# Task description:
Search the records below for "whole" and copy every line it turns up in.

(Beginning of Data for review)

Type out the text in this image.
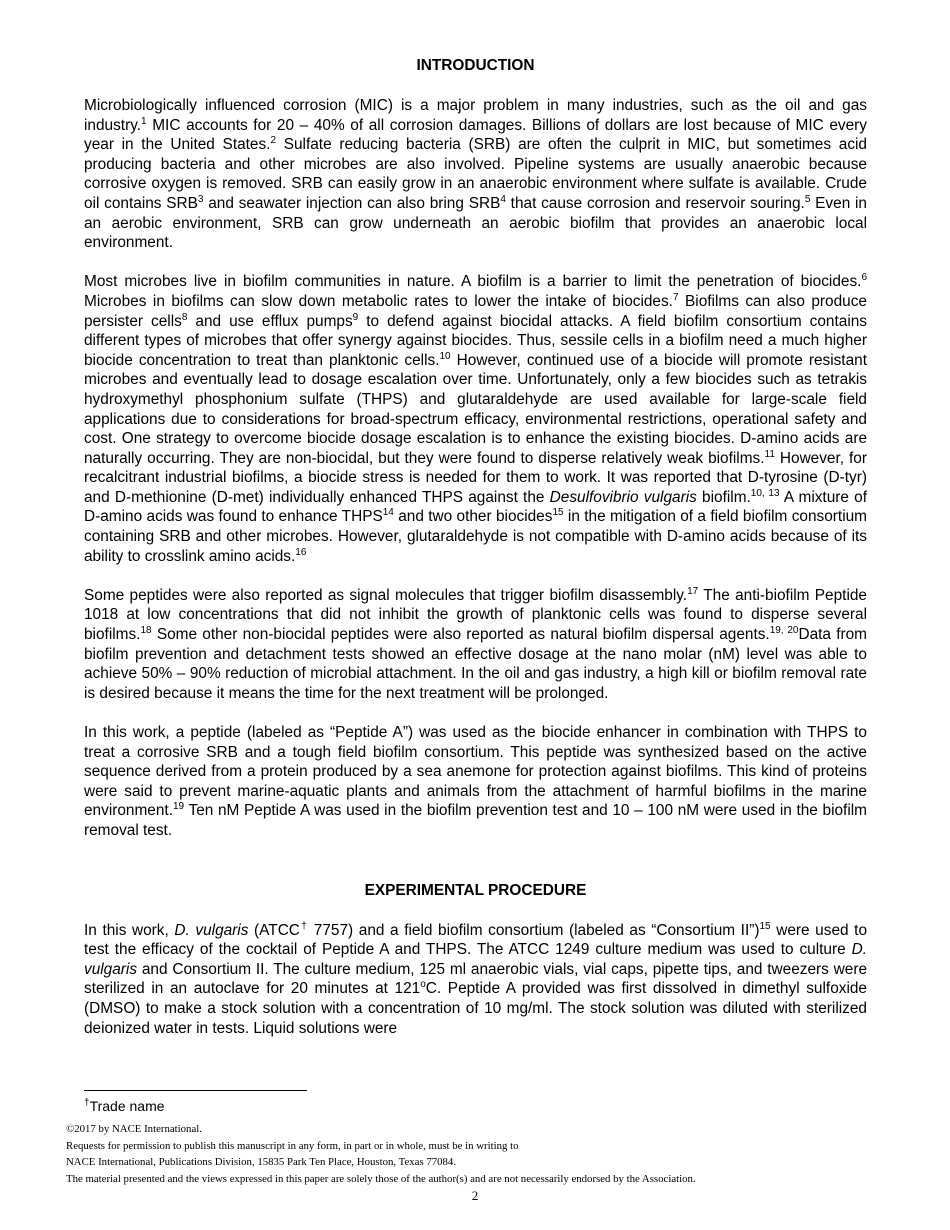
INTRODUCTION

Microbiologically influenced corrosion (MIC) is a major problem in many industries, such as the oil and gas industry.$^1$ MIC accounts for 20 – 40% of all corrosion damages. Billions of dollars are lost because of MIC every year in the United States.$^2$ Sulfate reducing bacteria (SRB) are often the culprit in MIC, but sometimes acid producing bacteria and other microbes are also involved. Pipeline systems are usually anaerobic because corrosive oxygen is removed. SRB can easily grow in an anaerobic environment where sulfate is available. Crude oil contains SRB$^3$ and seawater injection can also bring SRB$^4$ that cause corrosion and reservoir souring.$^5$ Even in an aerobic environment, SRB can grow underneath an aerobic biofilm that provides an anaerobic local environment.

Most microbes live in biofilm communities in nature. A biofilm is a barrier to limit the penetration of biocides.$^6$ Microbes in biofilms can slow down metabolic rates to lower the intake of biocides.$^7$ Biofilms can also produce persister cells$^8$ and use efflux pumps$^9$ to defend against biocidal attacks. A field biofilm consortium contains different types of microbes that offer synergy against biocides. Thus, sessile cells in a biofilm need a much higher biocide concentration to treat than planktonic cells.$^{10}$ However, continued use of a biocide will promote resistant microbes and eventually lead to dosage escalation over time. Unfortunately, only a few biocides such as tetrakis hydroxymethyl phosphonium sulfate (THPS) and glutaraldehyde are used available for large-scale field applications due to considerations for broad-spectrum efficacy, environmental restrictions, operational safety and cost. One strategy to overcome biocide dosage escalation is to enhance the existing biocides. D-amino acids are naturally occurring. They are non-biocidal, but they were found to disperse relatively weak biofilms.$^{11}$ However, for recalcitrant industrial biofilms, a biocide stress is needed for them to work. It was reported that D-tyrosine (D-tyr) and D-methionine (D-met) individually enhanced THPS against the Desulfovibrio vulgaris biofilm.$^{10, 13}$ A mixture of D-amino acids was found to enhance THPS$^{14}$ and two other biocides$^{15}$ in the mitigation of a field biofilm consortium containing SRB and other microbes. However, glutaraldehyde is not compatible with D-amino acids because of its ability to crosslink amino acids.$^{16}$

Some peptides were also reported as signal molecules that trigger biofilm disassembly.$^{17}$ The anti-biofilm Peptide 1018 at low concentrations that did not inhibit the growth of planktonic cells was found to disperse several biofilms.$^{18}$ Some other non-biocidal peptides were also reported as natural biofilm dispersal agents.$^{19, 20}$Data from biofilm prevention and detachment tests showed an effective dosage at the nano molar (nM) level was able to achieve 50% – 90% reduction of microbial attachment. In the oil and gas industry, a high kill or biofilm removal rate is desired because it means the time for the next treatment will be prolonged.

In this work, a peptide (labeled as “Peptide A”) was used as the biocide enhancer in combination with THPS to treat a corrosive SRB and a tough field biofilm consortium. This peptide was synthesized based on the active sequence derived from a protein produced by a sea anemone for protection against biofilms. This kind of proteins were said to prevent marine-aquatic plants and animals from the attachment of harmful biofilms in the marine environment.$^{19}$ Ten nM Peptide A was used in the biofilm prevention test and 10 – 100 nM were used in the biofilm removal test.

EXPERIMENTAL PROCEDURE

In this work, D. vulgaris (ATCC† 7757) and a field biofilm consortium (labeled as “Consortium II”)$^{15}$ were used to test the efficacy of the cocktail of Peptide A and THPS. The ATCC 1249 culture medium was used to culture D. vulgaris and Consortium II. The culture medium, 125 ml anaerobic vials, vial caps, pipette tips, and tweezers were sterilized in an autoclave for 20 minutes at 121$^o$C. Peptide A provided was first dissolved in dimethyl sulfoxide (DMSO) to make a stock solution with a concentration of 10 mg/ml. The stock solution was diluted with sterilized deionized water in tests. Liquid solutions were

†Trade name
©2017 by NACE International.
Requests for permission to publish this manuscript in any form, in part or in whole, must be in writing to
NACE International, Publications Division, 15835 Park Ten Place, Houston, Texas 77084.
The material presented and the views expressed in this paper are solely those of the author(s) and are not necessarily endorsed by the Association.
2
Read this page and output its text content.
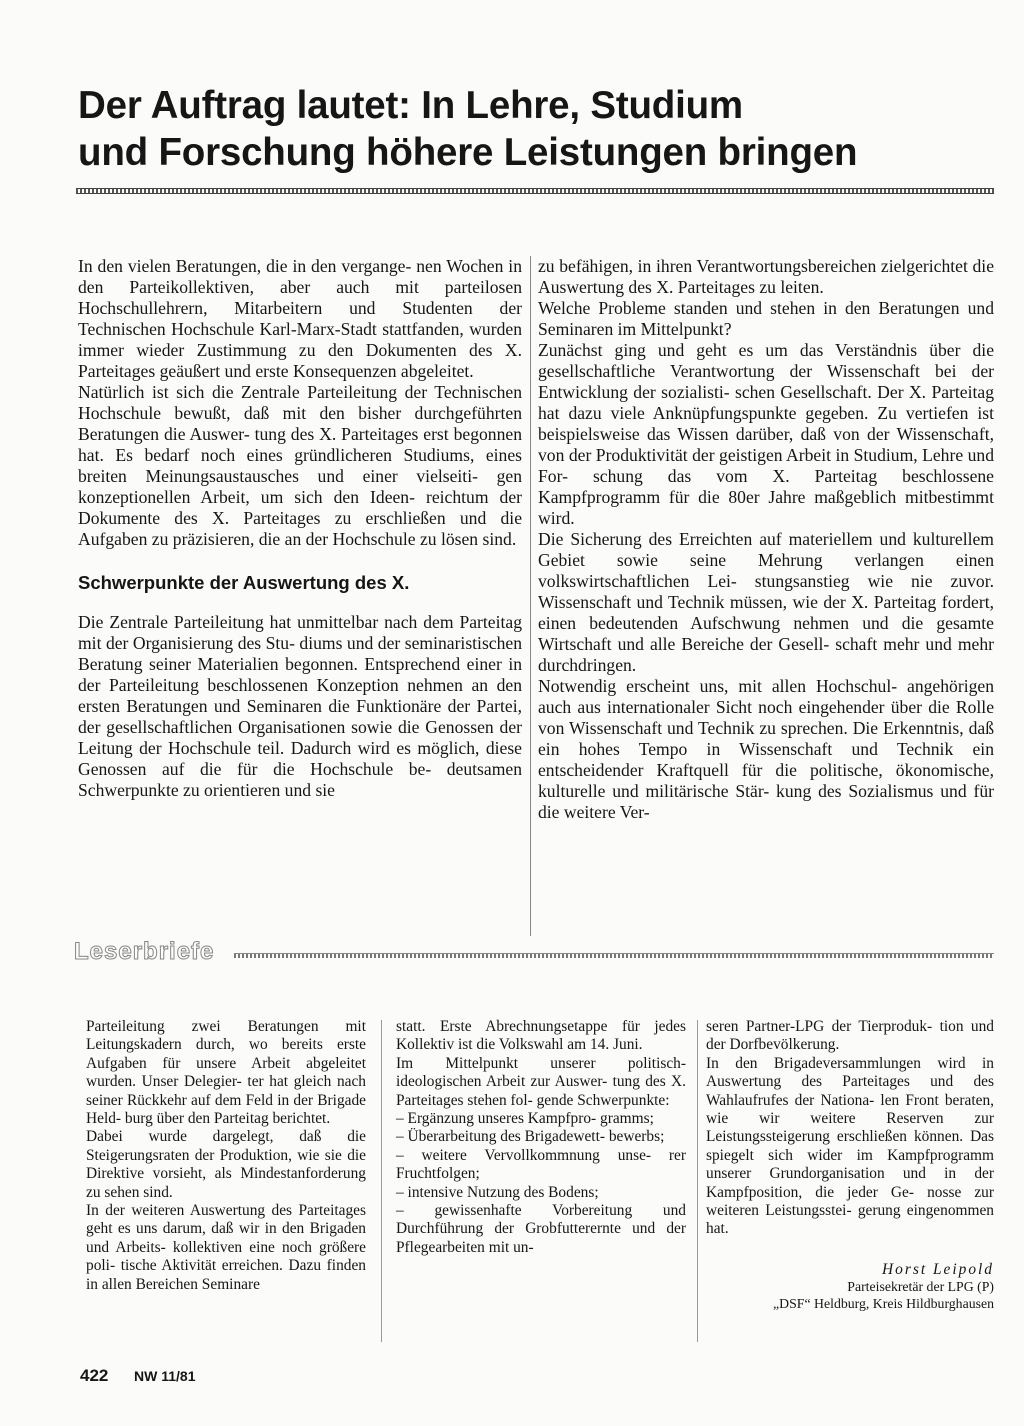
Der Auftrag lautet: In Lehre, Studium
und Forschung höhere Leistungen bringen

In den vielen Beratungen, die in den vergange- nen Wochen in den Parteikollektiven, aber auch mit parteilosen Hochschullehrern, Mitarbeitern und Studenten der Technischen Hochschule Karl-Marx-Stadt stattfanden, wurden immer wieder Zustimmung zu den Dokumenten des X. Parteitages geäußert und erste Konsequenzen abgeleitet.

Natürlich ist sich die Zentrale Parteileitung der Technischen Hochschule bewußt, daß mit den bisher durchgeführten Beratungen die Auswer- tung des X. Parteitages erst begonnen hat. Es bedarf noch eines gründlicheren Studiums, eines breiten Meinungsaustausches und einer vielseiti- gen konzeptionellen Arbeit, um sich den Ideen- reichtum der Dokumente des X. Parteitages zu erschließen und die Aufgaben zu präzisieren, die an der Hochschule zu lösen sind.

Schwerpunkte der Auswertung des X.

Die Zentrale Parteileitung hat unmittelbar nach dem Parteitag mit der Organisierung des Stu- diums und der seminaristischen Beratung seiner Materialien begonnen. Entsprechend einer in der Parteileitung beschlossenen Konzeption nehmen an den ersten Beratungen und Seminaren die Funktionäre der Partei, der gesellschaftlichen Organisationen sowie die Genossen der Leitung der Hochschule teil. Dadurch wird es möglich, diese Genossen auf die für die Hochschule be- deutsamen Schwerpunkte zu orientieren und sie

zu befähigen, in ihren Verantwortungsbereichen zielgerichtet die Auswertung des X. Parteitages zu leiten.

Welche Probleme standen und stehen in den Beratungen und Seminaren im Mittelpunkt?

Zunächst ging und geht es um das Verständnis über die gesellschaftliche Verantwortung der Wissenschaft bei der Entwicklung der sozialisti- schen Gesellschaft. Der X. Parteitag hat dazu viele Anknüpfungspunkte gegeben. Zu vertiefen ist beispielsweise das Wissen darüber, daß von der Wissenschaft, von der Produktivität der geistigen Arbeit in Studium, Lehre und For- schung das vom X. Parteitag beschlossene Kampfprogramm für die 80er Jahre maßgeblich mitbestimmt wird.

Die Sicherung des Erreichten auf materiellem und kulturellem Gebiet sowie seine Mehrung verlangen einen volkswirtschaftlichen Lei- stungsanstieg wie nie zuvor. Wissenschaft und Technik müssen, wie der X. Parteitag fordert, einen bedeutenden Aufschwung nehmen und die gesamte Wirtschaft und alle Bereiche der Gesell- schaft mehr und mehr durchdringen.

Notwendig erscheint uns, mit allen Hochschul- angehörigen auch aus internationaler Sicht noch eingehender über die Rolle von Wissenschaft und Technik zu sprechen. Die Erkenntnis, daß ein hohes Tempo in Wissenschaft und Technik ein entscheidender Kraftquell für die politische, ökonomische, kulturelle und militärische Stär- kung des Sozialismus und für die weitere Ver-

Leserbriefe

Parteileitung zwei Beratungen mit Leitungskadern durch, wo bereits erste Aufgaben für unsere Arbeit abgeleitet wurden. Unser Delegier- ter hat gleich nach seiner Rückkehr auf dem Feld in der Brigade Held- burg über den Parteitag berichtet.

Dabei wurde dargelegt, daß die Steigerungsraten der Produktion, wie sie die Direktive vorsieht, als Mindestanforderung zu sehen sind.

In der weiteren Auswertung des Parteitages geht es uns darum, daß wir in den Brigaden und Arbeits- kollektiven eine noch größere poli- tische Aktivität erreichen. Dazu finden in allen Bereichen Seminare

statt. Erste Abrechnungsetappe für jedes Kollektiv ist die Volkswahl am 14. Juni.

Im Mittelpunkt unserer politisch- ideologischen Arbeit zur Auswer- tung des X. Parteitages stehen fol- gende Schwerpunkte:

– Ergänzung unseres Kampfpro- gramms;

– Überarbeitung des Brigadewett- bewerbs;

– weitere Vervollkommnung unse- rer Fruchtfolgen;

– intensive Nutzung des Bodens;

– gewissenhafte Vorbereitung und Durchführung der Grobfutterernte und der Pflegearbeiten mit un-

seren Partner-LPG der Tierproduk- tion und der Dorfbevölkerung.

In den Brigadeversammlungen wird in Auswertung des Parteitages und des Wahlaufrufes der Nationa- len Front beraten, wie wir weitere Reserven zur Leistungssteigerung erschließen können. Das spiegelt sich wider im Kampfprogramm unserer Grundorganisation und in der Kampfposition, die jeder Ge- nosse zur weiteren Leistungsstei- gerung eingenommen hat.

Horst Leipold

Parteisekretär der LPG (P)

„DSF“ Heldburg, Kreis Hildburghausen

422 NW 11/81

(End of Data for review)
(Beginning of Data for review)

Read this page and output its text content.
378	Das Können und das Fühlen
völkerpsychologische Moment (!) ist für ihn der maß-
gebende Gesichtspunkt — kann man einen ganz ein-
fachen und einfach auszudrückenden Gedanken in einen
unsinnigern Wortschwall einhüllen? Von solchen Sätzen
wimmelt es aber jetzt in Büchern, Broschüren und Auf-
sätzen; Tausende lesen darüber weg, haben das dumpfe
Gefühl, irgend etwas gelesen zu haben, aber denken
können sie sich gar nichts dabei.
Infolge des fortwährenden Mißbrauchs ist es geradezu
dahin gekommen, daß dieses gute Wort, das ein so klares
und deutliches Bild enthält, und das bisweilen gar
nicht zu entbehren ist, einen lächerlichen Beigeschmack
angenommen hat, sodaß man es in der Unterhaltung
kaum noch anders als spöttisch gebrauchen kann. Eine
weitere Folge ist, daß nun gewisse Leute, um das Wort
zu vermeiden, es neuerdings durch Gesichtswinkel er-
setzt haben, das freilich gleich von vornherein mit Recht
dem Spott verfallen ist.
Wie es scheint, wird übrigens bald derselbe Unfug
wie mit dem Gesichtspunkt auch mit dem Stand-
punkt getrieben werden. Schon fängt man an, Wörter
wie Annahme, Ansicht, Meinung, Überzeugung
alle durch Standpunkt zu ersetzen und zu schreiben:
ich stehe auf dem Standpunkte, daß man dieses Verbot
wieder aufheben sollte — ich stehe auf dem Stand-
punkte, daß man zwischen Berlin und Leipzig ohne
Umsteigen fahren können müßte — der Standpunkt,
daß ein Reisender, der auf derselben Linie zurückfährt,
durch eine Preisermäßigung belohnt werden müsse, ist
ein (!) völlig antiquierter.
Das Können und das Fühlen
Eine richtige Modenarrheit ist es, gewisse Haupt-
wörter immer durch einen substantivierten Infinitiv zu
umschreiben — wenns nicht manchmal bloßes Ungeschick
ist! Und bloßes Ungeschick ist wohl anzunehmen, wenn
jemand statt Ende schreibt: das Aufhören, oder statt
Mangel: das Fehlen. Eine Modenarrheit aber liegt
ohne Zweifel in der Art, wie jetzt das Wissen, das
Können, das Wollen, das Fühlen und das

(End of Data for review)
(Beginning of Data for review)

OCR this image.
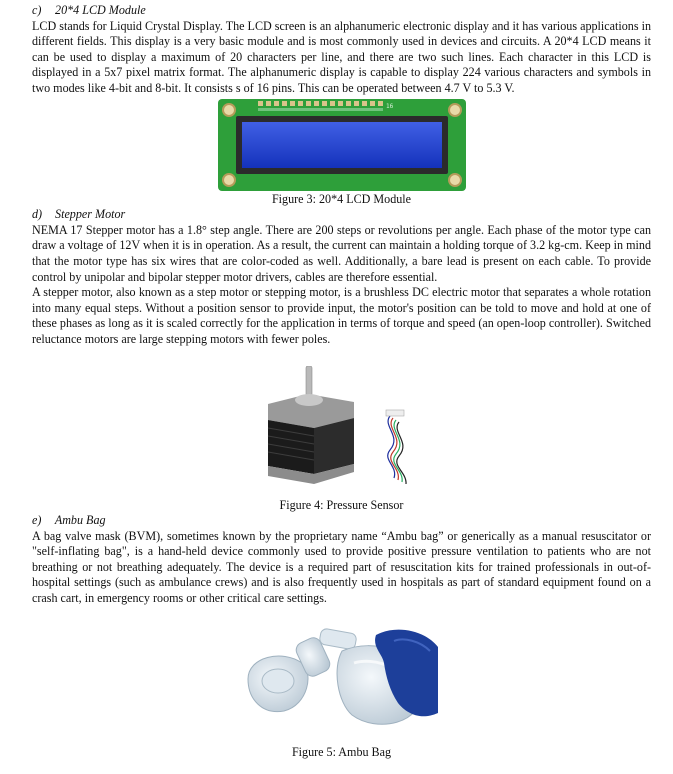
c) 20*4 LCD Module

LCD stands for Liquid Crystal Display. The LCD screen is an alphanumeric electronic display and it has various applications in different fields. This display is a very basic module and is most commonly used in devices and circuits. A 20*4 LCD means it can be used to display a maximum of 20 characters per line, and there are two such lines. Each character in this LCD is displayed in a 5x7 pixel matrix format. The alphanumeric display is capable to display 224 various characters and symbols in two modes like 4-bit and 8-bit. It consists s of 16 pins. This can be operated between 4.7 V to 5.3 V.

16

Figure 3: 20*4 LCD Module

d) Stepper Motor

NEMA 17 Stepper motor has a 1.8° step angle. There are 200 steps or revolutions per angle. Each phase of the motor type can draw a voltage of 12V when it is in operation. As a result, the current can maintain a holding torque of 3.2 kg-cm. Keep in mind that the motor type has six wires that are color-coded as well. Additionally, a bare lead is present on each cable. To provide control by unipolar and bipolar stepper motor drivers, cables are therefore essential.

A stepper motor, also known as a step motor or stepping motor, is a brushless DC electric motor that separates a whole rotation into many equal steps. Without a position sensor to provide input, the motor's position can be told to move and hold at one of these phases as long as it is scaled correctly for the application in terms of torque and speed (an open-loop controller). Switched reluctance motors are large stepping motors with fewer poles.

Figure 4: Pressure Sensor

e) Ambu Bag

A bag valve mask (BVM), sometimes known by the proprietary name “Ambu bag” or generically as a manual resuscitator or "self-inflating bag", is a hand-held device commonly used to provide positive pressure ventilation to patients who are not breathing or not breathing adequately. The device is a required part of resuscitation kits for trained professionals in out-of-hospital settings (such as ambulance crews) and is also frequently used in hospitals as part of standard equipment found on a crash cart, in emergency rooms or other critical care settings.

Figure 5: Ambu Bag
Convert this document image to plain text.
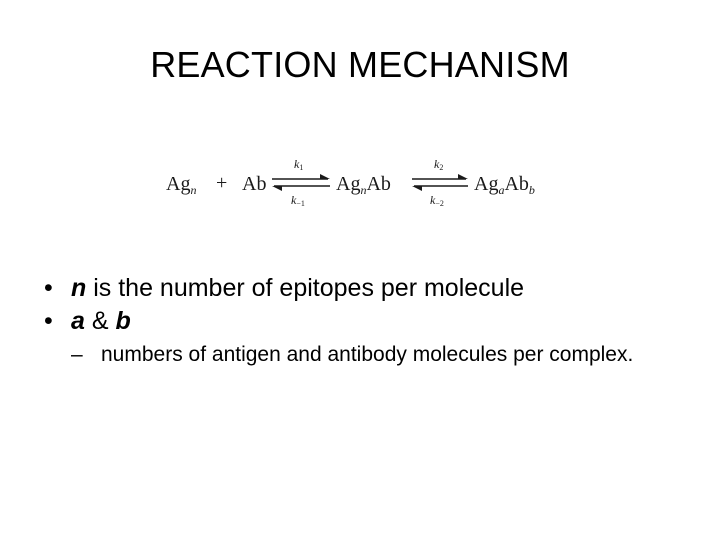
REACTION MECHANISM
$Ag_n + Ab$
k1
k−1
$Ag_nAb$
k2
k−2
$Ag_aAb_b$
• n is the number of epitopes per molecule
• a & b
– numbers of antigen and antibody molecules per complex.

(End of Data for review)

# Result of the task:
Requests for permission to publish this manuscript in any form, in part or in whole, must be in writing to
A stepper motor, also known as a step motor or stepping motor, is a brushless DC electric motor that separates a whole rotation into many equal steps. Without a position sensor to provide input, the motor's position can be told to move and hold at one of these phases as long as it is scaled correctly for the application in terms of torque and speed (an open-loop controller). Switched reluctance motors are large stepping motors with fewer poles.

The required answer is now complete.